◆ Set exercise ◆
The records below must be copied in full; omit the images.

◆ Task input ◆
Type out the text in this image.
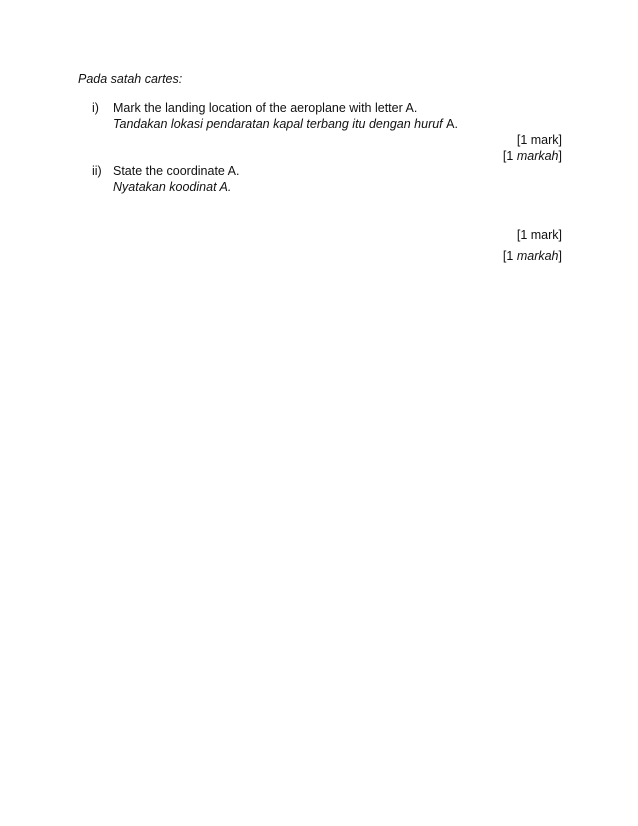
Pada satah cartes:
i) Mark the landing location of the aeroplane with letter A.
Tandakan lokasi pendaratan kapal terbang itu dengan huruf A.
[1 mark]
[1 markah]
ii) State the coordinate A.
Nyatakan koodinat A.
[1 mark]
[1 markah]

◆ Problem solution ◆
Type out the text in this image.
Pada satah cartes:
i) Mark the landing location of the aeroplane with letter A.
Tandakan lokasi pendaratan kapal terbang itu dengan huruf A.
[1 mark]
[1 markah]
ii) State the coordinate A.
Nyatakan koodinat A.
[1 mark]
[1 markah]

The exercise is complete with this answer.